(Figure record listings)
[start]
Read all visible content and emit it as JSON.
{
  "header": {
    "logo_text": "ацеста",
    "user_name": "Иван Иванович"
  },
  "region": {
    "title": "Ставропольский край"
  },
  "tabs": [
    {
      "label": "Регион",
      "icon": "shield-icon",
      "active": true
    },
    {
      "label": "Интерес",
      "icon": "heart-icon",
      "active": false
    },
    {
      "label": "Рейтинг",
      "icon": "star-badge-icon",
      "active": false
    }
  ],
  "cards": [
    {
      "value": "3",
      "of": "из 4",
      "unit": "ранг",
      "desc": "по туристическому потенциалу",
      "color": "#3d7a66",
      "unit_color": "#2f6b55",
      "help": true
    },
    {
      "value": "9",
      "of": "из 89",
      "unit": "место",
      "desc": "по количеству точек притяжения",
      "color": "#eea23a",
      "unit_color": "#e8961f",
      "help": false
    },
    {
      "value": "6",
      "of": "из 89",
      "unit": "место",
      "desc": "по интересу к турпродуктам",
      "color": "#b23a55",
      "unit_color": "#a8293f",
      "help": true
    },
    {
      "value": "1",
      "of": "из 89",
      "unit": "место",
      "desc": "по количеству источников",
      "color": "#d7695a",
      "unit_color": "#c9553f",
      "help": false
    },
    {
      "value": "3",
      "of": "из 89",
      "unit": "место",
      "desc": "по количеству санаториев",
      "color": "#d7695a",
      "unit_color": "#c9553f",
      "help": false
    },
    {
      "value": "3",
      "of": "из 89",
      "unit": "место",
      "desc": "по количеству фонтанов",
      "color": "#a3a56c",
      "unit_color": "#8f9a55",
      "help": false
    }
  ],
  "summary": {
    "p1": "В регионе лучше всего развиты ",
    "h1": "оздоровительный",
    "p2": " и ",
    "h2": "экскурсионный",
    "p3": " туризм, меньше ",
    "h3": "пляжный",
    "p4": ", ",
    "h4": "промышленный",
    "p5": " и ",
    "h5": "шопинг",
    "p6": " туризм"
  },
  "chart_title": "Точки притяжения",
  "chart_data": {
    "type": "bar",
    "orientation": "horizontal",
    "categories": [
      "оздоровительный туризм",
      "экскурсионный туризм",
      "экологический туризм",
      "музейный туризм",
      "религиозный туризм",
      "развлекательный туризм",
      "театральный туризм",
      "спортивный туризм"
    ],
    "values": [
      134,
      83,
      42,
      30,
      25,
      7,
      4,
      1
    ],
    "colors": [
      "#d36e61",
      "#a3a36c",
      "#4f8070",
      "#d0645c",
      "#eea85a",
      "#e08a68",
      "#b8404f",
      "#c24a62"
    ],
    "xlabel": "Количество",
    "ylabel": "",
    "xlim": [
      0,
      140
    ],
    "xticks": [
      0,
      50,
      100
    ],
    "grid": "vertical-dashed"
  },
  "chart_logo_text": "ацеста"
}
[end]
[EXERCISE]
Can you reproduce all the material exactly?

[EXERCISE SOLUTION]
Read all visible content and emit it as JSON.
{
  "header": {
    "logo_text": "ацеста",
    "user_name": "Иван Иванович"
  },
  "region": {
    "title": "Ставропольский край"
  },
  "tabs": [
    {
      "label": "Регион",
      "icon": "shield-icon",
      "active": true
    },
    {
      "label": "Интерес",
      "icon": "heart-icon",
      "active": false
    },
    {
      "label": "Рейтинг",
      "icon": "star-badge-icon",
      "active": false
    }
  ],
  "cards": [
    {
      "value": "3",
      "of": "из 4",
      "unit": "ранг",
      "desc": "по туристическому потенциалу",
      "color": "#3d7a66",
      "unit_color": "#2f6b55",
      "help": true
    },
    {
      "value": "9",
      "of": "из 89",
      "unit": "место",
      "desc": "по количеству точек притяжения",
      "color": "#eea23a",
      "unit_color": "#e8961f",
      "help": false
    },
    {
      "value": "6",
      "of": "из 89",
      "unit": "место",
      "desc": "по интересу к турпродуктам",
      "color": "#b23a55",
      "unit_color": "#a8293f",
      "help": true
    },
    {
      "value": "1",
      "of": "из 89",
      "unit": "место",
      "desc": "по количеству источников",
      "color": "#d7695a",
      "unit_color": "#c9553f",
      "help": false
    },
    {
      "value": "3",
      "of": "из 89",
      "unit": "место",
      "desc": "по количеству санаториев",
      "color": "#d7695a",
      "unit_color": "#c9553f",
      "help": false
    },
    {
      "value": "3",
      "of": "из 89",
      "unit": "место",
      "desc": "по количеству фонтанов",
      "color": "#a3a56c",
      "unit_color": "#8f9a55",
      "help": false
    }
  ],
  "summary": {
    "p1": "В регионе лучше всего развиты ",
    "h1": "оздоровительный",
    "p2": " и ",
    "h2": "экскурсионный",
    "p3": " туризм, меньше ",
    "h3": "пляжный",
    "p4": ", ",
    "h4": "промышленный",
    "p5": " и ",
    "h5": "шопинг",
    "p6": " туризм"
  },
  "chart_title": "Точки притяжения",
  "chart_data": {
    "type": "bar",
    "orientation": "horizontal",
    "categories": [
      "оздоровительный туризм",
      "экскурсионный туризм",
      "экологический туризм",
      "музейный туризм",
      "религиозный туризм",
      "развлекательный туризм",
      "театральный туризм",
      "спортивный туризм"
    ],
    "values": [
      134,
      83,
      42,
      30,
      25,
      7,
      4,
      1
    ],
    "colors": [
      "#d36e61",
      "#a3a36c",
      "#4f8070",
      "#d0645c",
      "#eea85a",
      "#e08a68",
      "#b8404f",
      "#c24a62"
    ],
    "xlabel": "Количество",
    "ylabel": "",
    "xlim": [
      0,
      140
    ],
    "xticks": [
      0,
      50,
      100
    ],
    "grid": "vertical-dashed"
  },
  "chart_logo_text": "ацеста"
}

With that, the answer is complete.